§ **本文**:
___
小母ちゃん

 今は診てやれなくなりましたが、以前は週に一度は行ってマッサージをしていました。最初は小父ちゃんだけでしたが、いつの間にか小母ちゃんが中心になってしまいました。

 以前は毎日、胸が重苦しい!と言っていたのに、3年ほど前から畑仕事までするようになりました。地元の人は身体が弱いのを知っているので、あまりの変わりように驚いたと言います。

 私が通い始めた頃は、マッサージの度に悲鳴を上げていましたが、1月経ち、2月経つ内に次第に痛がらなくなり、何時しか私の行くのを待っているようになりました。

 マッサージを始めた頃は、心臓に穴が空いているとは知りませんでした。小母ちゃんが、最近は心臓が楽になった!と言ったので不思議に思っていると、私は生まれた時から心臓に穴が空いているんだよ!と言ったのです。

 その為、いつも胸が重く苦しかったけど、毎週マッサージに来てくれるようになったら、胸に重苦しさがなくなったので、とても楽になったと言いました。その話を聞いた時はとても驚きましたが、同時にとても嬉しくなりました。

 私は、休みの日にしか行けませんのて、足の電動ローラーを使うように!と言い、それ以外にも自分で出来る事をしてもらいました。その結果、次第に顔色も良くなり笑顔になりました。

 私も用事が出来たり、時には行きたくない!と思う事が何度もありましたが、私の来るのを首を長くして待っているのを知っているので、多少は体調が悪くても出掛けて居ました。
___
§ **資料**:

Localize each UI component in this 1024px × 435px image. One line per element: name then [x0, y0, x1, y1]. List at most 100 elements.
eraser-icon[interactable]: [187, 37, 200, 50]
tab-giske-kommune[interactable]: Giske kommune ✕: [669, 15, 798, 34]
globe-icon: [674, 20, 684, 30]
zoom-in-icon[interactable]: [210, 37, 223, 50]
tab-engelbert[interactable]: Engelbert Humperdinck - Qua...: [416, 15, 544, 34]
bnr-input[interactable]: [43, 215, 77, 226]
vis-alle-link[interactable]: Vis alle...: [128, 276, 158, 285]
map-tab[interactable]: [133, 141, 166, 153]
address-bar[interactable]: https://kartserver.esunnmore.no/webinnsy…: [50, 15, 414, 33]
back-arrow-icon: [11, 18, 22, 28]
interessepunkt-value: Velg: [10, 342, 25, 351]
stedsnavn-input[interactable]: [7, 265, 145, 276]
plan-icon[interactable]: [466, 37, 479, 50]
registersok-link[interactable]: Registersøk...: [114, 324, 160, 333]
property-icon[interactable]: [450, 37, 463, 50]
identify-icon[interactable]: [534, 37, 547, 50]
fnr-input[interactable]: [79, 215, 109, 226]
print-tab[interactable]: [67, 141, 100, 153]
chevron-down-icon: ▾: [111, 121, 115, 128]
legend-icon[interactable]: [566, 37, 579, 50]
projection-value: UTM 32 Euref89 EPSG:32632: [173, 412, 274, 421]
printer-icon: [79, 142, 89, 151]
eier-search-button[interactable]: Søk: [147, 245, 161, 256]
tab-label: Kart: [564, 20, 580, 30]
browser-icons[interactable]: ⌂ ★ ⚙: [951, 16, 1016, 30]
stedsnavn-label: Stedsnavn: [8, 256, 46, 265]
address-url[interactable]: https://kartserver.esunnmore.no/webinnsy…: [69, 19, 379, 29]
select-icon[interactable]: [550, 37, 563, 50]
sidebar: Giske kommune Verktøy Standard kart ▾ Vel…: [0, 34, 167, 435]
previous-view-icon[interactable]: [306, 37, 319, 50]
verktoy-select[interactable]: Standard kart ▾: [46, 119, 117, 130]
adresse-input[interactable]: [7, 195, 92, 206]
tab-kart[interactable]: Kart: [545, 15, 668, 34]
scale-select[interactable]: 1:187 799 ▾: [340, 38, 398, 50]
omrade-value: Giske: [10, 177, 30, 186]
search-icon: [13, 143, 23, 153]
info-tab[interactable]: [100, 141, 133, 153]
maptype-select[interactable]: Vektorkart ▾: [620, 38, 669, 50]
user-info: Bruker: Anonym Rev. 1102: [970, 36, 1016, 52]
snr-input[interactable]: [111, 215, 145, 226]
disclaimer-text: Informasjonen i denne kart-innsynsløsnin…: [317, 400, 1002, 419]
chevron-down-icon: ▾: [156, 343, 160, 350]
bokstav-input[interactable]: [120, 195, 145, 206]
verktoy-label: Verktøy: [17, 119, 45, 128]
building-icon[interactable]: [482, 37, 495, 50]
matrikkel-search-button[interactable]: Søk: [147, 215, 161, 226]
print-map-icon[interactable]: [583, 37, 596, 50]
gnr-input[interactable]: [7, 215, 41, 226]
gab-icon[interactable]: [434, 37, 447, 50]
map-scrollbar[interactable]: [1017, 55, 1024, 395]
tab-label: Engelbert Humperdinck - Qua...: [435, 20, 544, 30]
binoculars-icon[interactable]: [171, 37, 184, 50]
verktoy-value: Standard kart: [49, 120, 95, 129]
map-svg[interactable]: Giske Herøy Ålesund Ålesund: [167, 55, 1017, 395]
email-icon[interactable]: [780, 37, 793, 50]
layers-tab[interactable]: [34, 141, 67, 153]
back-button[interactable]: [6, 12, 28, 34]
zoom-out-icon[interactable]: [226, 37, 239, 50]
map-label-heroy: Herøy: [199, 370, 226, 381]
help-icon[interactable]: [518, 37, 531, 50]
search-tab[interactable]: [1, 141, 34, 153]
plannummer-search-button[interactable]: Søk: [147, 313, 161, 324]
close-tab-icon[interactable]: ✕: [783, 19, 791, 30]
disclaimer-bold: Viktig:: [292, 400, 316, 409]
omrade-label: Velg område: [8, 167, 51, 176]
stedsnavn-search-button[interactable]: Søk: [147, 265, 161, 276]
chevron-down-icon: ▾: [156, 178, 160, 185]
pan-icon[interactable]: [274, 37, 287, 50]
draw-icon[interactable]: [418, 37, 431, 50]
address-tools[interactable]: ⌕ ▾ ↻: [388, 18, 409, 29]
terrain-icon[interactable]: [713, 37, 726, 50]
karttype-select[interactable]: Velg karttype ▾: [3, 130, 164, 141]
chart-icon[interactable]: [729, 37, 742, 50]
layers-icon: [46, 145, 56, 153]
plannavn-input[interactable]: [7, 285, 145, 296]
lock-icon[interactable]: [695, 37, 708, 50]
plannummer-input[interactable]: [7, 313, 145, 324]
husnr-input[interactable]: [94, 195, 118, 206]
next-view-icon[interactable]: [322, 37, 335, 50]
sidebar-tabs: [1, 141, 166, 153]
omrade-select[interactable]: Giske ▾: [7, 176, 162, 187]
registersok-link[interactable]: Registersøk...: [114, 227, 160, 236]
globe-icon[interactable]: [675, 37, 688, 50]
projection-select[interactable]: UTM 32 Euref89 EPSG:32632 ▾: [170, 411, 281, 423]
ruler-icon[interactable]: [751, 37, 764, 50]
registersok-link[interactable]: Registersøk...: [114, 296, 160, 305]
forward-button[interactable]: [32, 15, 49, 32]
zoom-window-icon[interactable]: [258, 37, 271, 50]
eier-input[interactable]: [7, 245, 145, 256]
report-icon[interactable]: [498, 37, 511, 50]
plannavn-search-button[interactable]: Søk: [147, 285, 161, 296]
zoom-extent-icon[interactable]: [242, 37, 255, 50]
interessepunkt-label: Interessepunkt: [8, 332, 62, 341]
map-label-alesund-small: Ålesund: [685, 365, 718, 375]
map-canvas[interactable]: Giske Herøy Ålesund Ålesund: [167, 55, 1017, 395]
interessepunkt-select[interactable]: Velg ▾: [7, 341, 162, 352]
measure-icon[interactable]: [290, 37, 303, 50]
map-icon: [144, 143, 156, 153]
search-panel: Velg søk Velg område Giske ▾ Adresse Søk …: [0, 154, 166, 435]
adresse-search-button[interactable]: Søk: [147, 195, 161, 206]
___
§ **作業指示**:
**A.** 本文によると、小母ちゃんの心臓は生まれた時からどのような状態でしたか。
**B.** 本文の最後の文に続けて、文章を書き進めなさい。
資料は使わなくてもかまいません。

§ **課題別の解答**:
**A.** 心臓に穴が空いていました。

**B.**
 私が通うようになって4年ほど経った時の事です。小母ちゃんか急に体調を崩してしまった事があります。丁度、梅雨時でもありますし、元々心臓に問題を抱えている人なので、私も必死になってマッサージをしましたが、どうしてやる事も出来ませんでした。

 このままでは入院する事になってしまう!と感じましたので、急いで家に戻り、1本だけ残っていた栄養剤を持って、改めて出掛けたのです。私が薬を持って戻って来たので二人とも驚いていましたが、私が何も言わずに飲みなさい!と言ったら、素直に飲んでくれたので、その後で詳しい説明をしました。

 その薬は、母が夏の暑さの為にすっかり体調を崩してしまい、栄養を吸収する力が急激に落ちてしまい極端に痩せ始めたので、私が長年付き合っている薬局に相談した処、これが一番良い!と言って勧められた物です。

 父にも介護が始まってから少しずつ飲ませていましたが、その時の残りが1本あったので、もしかしたら効いてくれるかも知れない?と一縷の望みを掛けたのです。

 帰る前に、夕方まで様子を見て、もし何も変わらなかったら直ぐに病院へ連れて行くように!少しでも顔色が良くなったら明日まで様子を見ても良い!と言い残して自宅に戻りました。

 翌日、気になって顔を出したら、少し元気になっていましたので、もうこれで大丈夫だとほっと胸を撫で下ろしました。1時間程マッサージをした後、改めて薬の飲み方を指示しました。以来、小母ちゃんにとってその薬は欠く事の出来ない物になりました。

 それから暫くして、畑仕事をするようになったと言ったので驚きました。元々、農家の人ですが、息子さんが跡を継いでくれたのと、自分の具合が悪くなったので出来なくなっていたようです。

 そんな訳で、今でも気が向くと畑へ出ては野菜を作っているようです。

 私が体調を崩した事を告げると、とてもがっかりしていました。それでも、出来るようにやってみるよ!と言ってくれました。

 その時、もう3年以上お医者さんに行っていないよ!と言ったのでとても驚きました。すっかり体調が良くなったので、病院へ行く必要がなくなったのだと言った後、先生も薬局の人も首をかしげていると言って笑いました。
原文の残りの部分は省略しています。